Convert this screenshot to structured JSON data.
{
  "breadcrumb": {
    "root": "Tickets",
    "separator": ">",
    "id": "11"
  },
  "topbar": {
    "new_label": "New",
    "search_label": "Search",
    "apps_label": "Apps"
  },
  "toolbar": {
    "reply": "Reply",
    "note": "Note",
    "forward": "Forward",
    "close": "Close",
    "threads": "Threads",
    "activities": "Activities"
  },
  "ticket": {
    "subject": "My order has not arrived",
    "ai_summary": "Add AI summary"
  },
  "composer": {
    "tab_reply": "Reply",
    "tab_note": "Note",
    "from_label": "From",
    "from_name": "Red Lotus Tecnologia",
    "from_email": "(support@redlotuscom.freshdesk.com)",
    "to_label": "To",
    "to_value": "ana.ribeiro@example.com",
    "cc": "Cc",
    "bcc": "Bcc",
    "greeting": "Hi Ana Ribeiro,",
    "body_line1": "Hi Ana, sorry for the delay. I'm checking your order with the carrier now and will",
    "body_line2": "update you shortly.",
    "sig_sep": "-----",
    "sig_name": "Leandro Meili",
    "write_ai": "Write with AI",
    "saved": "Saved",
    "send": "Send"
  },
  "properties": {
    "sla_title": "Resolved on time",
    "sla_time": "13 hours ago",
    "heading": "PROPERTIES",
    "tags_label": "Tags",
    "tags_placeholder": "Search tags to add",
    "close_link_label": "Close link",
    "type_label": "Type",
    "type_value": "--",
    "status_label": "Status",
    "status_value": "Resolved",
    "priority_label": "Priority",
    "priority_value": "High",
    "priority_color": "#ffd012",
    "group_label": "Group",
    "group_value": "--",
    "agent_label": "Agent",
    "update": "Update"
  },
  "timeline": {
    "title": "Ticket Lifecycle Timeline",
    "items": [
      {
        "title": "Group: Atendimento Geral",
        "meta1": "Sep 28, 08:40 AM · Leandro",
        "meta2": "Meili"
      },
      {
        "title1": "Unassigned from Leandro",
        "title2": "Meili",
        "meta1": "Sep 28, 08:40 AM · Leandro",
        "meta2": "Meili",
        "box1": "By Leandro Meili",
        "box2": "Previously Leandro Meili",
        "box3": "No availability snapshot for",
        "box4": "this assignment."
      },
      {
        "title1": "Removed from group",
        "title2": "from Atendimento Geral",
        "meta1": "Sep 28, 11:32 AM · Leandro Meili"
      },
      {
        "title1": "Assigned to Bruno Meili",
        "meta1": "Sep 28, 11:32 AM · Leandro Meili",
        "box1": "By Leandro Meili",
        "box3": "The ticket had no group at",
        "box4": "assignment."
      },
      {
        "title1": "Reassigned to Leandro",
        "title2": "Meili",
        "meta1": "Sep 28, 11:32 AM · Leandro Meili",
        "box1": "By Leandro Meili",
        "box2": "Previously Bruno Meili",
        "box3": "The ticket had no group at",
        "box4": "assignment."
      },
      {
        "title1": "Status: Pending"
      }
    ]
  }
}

§ Task to complete
Transcribe every entry word for word.

§ Finished exercise
Convert this screenshot to structured JSON data.
{
  "breadcrumb": {
    "root": "Tickets",
    "separator": ">",
    "id": "11"
  },
  "topbar": {
    "new_label": "New",
    "search_label": "Search",
    "apps_label": "Apps"
  },
  "toolbar": {
    "reply": "Reply",
    "note": "Note",
    "forward": "Forward",
    "close": "Close",
    "threads": "Threads",
    "activities": "Activities"
  },
  "ticket": {
    "subject": "My order has not arrived",
    "ai_summary": "Add AI summary"
  },
  "composer": {
    "tab_reply": "Reply",
    "tab_note": "Note",
    "from_label": "From",
    "from_name": "Red Lotus Tecnologia",
    "from_email": "(support@redlotuscom.freshdesk.com)",
    "to_label": "To",
    "to_value": "ana.ribeiro@example.com",
    "cc": "Cc",
    "bcc": "Bcc",
    "greeting": "Hi Ana Ribeiro,",
    "body_line1": "Hi Ana, sorry for the delay. I'm checking your order with the carrier now and will",
    "body_line2": "update you shortly.",
    "sig_sep": "-----",
    "sig_name": "Leandro Meili",
    "write_ai": "Write with AI",
    "saved": "Saved",
    "send": "Send"
  },
  "properties": {
    "sla_title": "Resolved on time",
    "sla_time": "13 hours ago",
    "heading": "PROPERTIES",
    "tags_label": "Tags",
    "tags_placeholder": "Search tags to add",
    "close_link_label": "Close link",
    "type_label": "Type",
    "type_value": "--",
    "status_label": "Status",
    "status_value": "Resolved",
    "priority_label": "Priority",
    "priority_value": "High",
    "priority_color": "#ffd012",
    "group_label": "Group",
    "group_value": "--",
    "agent_label": "Agent",
    "update": "Update"
  },
  "timeline": {
    "title": "Ticket Lifecycle Timeline",
    "items": [
      {
        "title": "Group: Atendimento Geral",
        "meta1": "Sep 28, 08:40 AM · Leandro",
        "meta2": "Meili"
      },
      {
        "title1": "Unassigned from Leandro",
        "title2": "Meili",
        "meta1": "Sep 28, 08:40 AM · Leandro",
        "meta2": "Meili",
        "box1": "By Leandro Meili",
        "box2": "Previously Leandro Meili",
        "box3": "No availability snapshot for",
        "box4": "this assignment."
      },
      {
        "title1": "Removed from group",
        "title2": "from Atendimento Geral",
        "meta1": "Sep 28, 11:32 AM · Leandro Meili"
      },
      {
        "title1": "Assigned to Bruno Meili",
        "meta1": "Sep 28, 11:32 AM · Leandro Meili",
        "box1": "By Leandro Meili",
        "box3": "The ticket had no group at",
        "box4": "assignment."
      },
      {
        "title1": "Reassigned to Leandro",
        "title2": "Meili",
        "meta1": "Sep 28, 11:32 AM · Leandro Meili",
        "box1": "By Leandro Meili",
        "box2": "Previously Bruno Meili",
        "box3": "The ticket had no group at",
        "box4": "assignment."
      },
      {
        "title1": "Status: Pending"
      }
    ]
  }
}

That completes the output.